───── Record list ─────

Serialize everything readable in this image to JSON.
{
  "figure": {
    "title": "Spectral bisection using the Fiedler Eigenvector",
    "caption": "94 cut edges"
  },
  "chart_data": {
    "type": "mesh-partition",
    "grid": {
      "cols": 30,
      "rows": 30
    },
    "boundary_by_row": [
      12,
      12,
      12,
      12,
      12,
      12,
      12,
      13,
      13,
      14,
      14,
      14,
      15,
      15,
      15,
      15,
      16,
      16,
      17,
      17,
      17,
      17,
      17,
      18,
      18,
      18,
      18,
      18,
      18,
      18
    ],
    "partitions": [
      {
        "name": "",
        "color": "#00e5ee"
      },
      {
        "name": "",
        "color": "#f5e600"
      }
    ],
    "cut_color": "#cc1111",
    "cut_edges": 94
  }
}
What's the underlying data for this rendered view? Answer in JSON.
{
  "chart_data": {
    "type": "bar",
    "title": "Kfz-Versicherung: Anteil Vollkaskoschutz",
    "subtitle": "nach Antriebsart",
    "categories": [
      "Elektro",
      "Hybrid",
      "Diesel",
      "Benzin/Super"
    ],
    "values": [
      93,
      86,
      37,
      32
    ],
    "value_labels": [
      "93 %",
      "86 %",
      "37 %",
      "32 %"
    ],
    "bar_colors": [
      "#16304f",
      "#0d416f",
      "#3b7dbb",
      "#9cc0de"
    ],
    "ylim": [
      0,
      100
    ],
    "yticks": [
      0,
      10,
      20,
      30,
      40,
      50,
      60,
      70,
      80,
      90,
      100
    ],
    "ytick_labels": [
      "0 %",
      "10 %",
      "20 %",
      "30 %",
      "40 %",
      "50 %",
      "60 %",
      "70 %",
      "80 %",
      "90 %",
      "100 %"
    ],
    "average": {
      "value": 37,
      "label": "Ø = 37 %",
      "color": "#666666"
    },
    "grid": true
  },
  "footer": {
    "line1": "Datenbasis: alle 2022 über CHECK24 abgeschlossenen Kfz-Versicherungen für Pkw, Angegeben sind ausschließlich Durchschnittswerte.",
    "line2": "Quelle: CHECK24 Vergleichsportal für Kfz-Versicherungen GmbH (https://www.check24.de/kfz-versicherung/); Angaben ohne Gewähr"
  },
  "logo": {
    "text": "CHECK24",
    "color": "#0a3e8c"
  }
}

─────

Extract all of the data above without altering anything.

Serialize everything readable in this image to JSON.
{
  "figure": {
    "title": "Spectral bisection using the Fiedler Eigenvector",
    "caption": "94 cut edges"
  },
  "chart_data": {
    "type": "mesh-partition",
    "grid": {
      "cols": 30,
      "rows": 30
    },
    "boundary_by_row": [
      12,
      12,
      12,
      12,
      12,
      12,
      12,
      13,
      13,
      14,
      14,
      14,
      15,
      15,
      15,
      15,
      16,
      16,
      17,
      17,
      17,
      17,
      17,
      18,
      18,
      18,
      18,
      18,
      18,
      18
    ],
    "partitions": [
      {
        "name": "",
        "color": "#00e5ee"
      },
      {
        "name": "",
        "color": "#f5e600"
      }
    ],
    "cut_color": "#cc1111",
    "cut_edges": 94
  }
}
What's the underlying data for this rendered view? Answer in JSON.
{
  "chart_data": {
    "type": "bar",
    "title": "Kfz-Versicherung: Anteil Vollkaskoschutz",
    "subtitle": "nach Antriebsart",
    "categories": [
      "Elektro",
      "Hybrid",
      "Diesel",
      "Benzin/Super"
    ],
    "values": [
      93,
      86,
      37,
      32
    ],
    "value_labels": [
      "93 %",
      "86 %",
      "37 %",
      "32 %"
    ],
    "bar_colors": [
      "#16304f",
      "#0d416f",
      "#3b7dbb",
      "#9cc0de"
    ],
    "ylim": [
      0,
      100
    ],
    "yticks": [
      0,
      10,
      20,
      30,
      40,
      50,
      60,
      70,
      80,
      90,
      100
    ],
    "ytick_labels": [
      "0 %",
      "10 %",
      "20 %",
      "30 %",
      "40 %",
      "50 %",
      "60 %",
      "70 %",
      "80 %",
      "90 %",
      "100 %"
    ],
    "average": {
      "value": 37,
      "label": "Ø = 37 %",
      "color": "#666666"
    },
    "grid": true
  },
  "footer": {
    "line1": "Datenbasis: alle 2022 über CHECK24 abgeschlossenen Kfz-Versicherungen für Pkw, Angegeben sind ausschließlich Durchschnittswerte.",
    "line2": "Quelle: CHECK24 Vergleichsportal für Kfz-Versicherungen GmbH (https://www.check24.de/kfz-versicherung/); Angaben ohne Gewähr"
  },
  "logo": {
    "text": "CHECK24",
    "color": "#0a3e8c"
  }
}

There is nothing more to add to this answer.